- _Written problem_:
Return each entry exactly, omitting nothing.

- _Records provided_:

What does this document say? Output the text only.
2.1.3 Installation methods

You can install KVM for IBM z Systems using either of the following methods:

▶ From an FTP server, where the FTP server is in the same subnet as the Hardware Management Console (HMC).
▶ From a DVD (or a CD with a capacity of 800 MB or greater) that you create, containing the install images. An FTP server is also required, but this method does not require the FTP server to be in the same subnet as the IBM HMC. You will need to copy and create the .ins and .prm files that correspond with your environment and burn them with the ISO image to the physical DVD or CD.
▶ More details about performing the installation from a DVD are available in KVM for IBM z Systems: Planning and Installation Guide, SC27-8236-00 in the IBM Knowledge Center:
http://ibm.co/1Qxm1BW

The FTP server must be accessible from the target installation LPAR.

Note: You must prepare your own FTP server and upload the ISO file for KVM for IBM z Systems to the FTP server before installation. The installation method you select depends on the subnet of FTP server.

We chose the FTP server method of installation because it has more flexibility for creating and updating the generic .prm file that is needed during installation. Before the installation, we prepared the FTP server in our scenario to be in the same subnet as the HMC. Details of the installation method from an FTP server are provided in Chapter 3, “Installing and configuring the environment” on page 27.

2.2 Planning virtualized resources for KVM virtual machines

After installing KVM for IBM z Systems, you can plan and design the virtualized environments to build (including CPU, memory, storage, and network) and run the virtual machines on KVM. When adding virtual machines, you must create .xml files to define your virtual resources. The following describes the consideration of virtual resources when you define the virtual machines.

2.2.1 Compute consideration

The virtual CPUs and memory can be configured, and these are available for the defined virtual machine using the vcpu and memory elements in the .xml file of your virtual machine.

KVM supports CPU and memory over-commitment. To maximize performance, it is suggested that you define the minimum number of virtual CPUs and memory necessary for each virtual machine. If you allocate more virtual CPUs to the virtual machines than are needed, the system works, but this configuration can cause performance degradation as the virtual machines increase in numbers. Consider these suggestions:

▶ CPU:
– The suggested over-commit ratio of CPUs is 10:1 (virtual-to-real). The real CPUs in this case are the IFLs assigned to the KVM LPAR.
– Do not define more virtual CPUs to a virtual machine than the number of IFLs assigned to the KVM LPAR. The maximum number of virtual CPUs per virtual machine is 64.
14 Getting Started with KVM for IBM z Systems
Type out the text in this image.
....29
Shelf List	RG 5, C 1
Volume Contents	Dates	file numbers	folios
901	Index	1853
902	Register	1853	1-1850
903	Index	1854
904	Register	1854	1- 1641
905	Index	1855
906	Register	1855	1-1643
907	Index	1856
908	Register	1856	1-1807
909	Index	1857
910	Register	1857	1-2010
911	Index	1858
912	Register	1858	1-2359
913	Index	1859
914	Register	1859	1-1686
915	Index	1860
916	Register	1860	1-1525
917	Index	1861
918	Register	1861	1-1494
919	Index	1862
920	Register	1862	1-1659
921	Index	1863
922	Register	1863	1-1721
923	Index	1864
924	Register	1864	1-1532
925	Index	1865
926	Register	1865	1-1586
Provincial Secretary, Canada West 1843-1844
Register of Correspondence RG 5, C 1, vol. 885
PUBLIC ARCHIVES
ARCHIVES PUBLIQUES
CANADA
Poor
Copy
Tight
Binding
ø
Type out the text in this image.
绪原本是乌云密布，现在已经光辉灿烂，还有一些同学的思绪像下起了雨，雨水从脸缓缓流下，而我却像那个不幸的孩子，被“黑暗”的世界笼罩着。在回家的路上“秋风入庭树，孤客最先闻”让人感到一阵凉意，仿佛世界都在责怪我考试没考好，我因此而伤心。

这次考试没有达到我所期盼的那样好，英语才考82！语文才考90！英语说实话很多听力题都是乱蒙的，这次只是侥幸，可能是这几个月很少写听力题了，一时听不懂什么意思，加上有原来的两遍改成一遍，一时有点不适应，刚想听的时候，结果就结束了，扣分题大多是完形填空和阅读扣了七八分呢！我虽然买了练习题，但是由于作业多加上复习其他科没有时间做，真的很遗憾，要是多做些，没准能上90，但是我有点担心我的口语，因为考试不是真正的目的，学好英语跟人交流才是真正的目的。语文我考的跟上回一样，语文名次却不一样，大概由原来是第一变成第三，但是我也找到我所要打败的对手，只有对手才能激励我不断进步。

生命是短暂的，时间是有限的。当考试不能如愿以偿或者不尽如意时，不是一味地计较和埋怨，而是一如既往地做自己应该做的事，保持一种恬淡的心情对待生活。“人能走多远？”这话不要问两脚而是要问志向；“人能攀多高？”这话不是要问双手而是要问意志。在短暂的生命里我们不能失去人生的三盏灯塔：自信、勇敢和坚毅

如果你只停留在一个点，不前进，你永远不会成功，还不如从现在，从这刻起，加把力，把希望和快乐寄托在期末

- _Exercise result_:
What does this document say? Output the text only.
2.1.3 Installation methods

You can install KVM for IBM z Systems using either of the following methods:

▶ From an FTP server, where the FTP server is in the same subnet as the Hardware Management Console (HMC).
▶ From a DVD (or a CD with a capacity of 800 MB or greater) that you create, containing the install images. An FTP server is also required, but this method does not require the FTP server to be in the same subnet as the IBM HMC. You will need to copy and create the .ins and .prm files that correspond with your environment and burn them with the ISO image to the physical DVD or CD.
▶ More details about performing the installation from a DVD are available in KVM for IBM z Systems: Planning and Installation Guide, SC27-8236-00 in the IBM Knowledge Center:
http://ibm.co/1Qxm1BW

The FTP server must be accessible from the target installation LPAR.

Note: You must prepare your own FTP server and upload the ISO file for KVM for IBM z Systems to the FTP server before installation. The installation method you select depends on the subnet of FTP server.

We chose the FTP server method of installation because it has more flexibility for creating and updating the generic .prm file that is needed during installation. Before the installation, we prepared the FTP server in our scenario to be in the same subnet as the HMC. Details of the installation method from an FTP server are provided in Chapter 3, “Installing and configuring the environment” on page 27.

2.2 Planning virtualized resources for KVM virtual machines

After installing KVM for IBM z Systems, you can plan and design the virtualized environments to build (including CPU, memory, storage, and network) and run the virtual machines on KVM. When adding virtual machines, you must create .xml files to define your virtual resources. The following describes the consideration of virtual resources when you define the virtual machines.

2.2.1 Compute consideration

The virtual CPUs and memory can be configured, and these are available for the defined virtual machine using the vcpu and memory elements in the .xml file of your virtual machine.

KVM supports CPU and memory over-commitment. To maximize performance, it is suggested that you define the minimum number of virtual CPUs and memory necessary for each virtual machine. If you allocate more virtual CPUs to the virtual machines than are needed, the system works, but this configuration can cause performance degradation as the virtual machines increase in numbers. Consider these suggestions:

▶ CPU:
– The suggested over-commit ratio of CPUs is 10:1 (virtual-to-real). The real CPUs in this case are the IFLs assigned to the KVM LPAR.
– Do not define more virtual CPUs to a virtual machine than the number of IFLs assigned to the KVM LPAR. The maximum number of virtual CPUs per virtual machine is 64.
14 Getting Started with KVM for IBM z Systems
Type out the text in this image.
....29
Shelf List	RG 5, C 1
Volume Contents	Dates	file numbers	folios
901	Index	1853
902	Register	1853	1-1850
903	Index	1854
904	Register	1854	1- 1641
905	Index	1855
906	Register	1855	1-1643
907	Index	1856
908	Register	1856	1-1807
909	Index	1857
910	Register	1857	1-2010
911	Index	1858
912	Register	1858	1-2359
913	Index	1859
914	Register	1859	1-1686
915	Index	1860
916	Register	1860	1-1525
917	Index	1861
918	Register	1861	1-1494
919	Index	1862
920	Register	1862	1-1659
921	Index	1863
922	Register	1863	1-1721
923	Index	1864
924	Register	1864	1-1532
925	Index	1865
926	Register	1865	1-1586
Provincial Secretary, Canada West 1843-1844
Register of Correspondence RG 5, C 1, vol. 885
PUBLIC ARCHIVES
ARCHIVES PUBLIQUES
CANADA
Poor
Copy
Tight
Binding
ø
Type out the text in this image.
绪原本是乌云密布，现在已经光辉灿烂，还有一些同学的思绪像下起了雨，雨水从脸缓缓流下，而我却像那个不幸的孩子，被“黑暗”的世界笼罩着。在回家的路上“秋风入庭树，孤客最先闻”让人感到一阵凉意，仿佛世界都在责怪我考试没考好，我因此而伤心。

这次考试没有达到我所期盼的那样好，英语才考82！语文才考90！英语说实话很多听力题都是乱蒙的，这次只是侥幸，可能是这几个月很少写听力题了，一时听不懂什么意思，加上有原来的两遍改成一遍，一时有点不适应，刚想听的时候，结果就结束了，扣分题大多是完形填空和阅读扣了七八分呢！我虽然买了练习题，但是由于作业多加上复习其他科没有时间做，真的很遗憾，要是多做些，没准能上90，但是我有点担心我的口语，因为考试不是真正的目的，学好英语跟人交流才是真正的目的。语文我考的跟上回一样，语文名次却不一样，大概由原来是第一变成第三，但是我也找到我所要打败的对手，只有对手才能激励我不断进步。

生命是短暂的，时间是有限的。当考试不能如愿以偿或者不尽如意时，不是一味地计较和埋怨，而是一如既往地做自己应该做的事，保持一种恬淡的心情对待生活。“人能走多远？”这话不要问两脚而是要问志向；“人能攀多高？”这话不是要问双手而是要问意志。在短暂的生命里我们不能失去人生的三盏灯塔：自信、勇敢和坚毅

如果你只停留在一个点，不前进，你永远不会成功，还不如从现在，从这刻起，加把力，把希望和快乐寄托在期末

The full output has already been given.